Your partner is not liable to pay your debts even if you go bankrupt. A third party cannot be forced to pay debt that you cannot or will not repay. This is the case even if you are married.

Nevertheless you will have to provide information about your partner’s income. This is so the Official Receiver (OR) can make sure sure they are paying a fair share of the household expenses.

The OR will take this into account when considering how much of your income should go towards the expenses and how much you can afford to pay towards your debts.

If you have joint debts your partner remains liable for the full balance of these. If they cannot afford the payments from their income they may also need to consider a debt solution.

Will your Partner’s Credit Rating be affected if you go Bankrupt?

When you go bankrupt your credit rating is negatively affected. However this does not happen to your partner or anyone else who lives with you. The record of your bankruptcy does not appear on their credit file.

=== WRITTEN INSTRUCTION ===
Extend the explanation above of how bankruptcy affects a partner, carrying on after its last sentence.

=== DATASET EXCERPTS ===

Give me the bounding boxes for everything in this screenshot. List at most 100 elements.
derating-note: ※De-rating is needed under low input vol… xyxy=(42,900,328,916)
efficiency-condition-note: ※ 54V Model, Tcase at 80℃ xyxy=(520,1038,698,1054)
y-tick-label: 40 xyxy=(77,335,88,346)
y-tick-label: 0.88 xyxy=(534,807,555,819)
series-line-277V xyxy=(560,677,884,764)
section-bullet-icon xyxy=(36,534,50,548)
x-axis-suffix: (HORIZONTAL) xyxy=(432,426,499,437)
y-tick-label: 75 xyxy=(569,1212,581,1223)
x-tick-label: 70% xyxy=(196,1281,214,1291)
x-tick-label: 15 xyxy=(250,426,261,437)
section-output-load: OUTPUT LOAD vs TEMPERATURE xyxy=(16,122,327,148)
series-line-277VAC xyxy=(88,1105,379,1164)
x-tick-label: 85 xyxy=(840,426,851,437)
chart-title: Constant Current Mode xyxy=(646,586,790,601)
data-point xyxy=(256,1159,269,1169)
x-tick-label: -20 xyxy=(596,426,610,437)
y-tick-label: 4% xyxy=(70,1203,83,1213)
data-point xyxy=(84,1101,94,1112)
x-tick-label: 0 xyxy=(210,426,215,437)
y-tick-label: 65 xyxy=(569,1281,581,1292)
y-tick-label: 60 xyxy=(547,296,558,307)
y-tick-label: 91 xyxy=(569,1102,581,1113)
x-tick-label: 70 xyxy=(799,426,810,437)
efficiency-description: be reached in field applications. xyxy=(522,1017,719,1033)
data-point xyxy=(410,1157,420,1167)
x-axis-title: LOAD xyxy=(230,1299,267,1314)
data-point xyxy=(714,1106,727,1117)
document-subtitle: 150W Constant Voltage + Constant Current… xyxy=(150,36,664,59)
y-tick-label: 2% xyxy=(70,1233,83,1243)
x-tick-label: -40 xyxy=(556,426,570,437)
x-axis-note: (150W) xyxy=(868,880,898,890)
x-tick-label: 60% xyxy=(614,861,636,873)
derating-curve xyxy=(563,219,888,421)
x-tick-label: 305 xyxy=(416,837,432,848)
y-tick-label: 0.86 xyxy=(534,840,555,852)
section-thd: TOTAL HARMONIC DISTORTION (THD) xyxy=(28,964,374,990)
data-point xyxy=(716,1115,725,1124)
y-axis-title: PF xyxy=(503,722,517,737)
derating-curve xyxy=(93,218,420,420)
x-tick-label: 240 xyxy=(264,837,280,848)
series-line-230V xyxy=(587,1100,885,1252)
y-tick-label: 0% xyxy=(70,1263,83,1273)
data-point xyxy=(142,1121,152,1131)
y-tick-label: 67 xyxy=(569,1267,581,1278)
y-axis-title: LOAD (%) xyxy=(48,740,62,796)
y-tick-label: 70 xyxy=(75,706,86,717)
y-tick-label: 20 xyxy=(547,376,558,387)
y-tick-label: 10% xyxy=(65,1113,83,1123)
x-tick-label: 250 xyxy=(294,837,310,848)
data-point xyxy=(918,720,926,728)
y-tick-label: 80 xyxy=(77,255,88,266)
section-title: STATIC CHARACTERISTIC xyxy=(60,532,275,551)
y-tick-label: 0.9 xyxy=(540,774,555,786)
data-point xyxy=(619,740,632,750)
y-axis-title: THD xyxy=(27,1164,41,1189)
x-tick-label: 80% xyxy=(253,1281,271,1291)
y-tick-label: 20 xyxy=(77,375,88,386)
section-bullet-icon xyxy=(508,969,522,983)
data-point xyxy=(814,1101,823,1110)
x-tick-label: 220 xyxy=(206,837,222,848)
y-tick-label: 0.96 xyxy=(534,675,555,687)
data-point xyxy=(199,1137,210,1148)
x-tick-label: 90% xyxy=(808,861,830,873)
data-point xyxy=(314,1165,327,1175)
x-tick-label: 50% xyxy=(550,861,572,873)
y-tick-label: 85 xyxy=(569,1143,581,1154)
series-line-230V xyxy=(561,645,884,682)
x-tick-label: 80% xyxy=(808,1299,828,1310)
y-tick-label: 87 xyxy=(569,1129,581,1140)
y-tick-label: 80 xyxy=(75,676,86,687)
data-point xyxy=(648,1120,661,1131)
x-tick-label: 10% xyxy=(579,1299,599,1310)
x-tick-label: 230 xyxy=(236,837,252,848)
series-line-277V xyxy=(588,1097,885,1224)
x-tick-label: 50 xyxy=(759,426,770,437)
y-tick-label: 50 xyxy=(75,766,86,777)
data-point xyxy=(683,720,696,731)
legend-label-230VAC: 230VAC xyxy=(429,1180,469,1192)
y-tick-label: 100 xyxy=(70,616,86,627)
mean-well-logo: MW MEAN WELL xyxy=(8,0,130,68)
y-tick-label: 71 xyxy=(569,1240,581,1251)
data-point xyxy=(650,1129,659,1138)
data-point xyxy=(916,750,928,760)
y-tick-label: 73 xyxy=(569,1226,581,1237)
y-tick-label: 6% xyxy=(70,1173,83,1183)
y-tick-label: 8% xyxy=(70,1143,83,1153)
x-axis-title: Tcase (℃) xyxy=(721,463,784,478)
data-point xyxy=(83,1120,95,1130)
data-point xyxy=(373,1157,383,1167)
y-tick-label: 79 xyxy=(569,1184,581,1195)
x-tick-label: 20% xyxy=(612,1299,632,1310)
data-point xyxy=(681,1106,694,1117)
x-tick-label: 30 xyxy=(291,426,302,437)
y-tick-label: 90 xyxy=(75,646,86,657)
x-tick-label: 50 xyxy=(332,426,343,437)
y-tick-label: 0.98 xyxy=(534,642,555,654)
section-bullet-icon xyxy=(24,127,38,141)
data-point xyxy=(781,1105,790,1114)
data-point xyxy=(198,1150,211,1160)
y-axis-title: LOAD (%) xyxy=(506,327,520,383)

=== ANSWER TO THE PROBLEM ===
Given you and your partner are living at the same address it is possible that information from your file could be mistakenly mixed up with their’s. It is important they check this by getting a copy of their credit file.

If any of your information does appear they can ask to be disassociated from it. This will then overcome any subsequent credit problems.

Your partner’s credit rating is only at risk if you have joint debts which they cannot pay. Any missed payments will also be recorded on their credit file. This will negatively affect their credit rating.

How will a jointly owned Property be affected?

If you own a property in joint names your share of any equity will be transferred to the OR. However your partner’s share does not have to be handed over. It is not at risk and remains their’s at all times.

Your share of any equity will have to be released. One option is for your partner to raise the funds required. They may have savings of their own or you might choose to re-mortgage the property to achieve this.

If there is considerable equity and you or your partner simply cannot release it the OR might issue a charge for the value of your share. In extreme cases they can force the sale of the property.

If the property is force sold your partner’s share of any equity released will always be given to them. They can spend this money on whatever they like. However they are unlikely to be able to stop the sale.

Can you keep a Joint Bank Account if you go Bankrupt?

After you go bankrupt any account you have been using will normally be frozen by the bank. The OR can take control of any money in it over and above what you need for reasonable living expenses.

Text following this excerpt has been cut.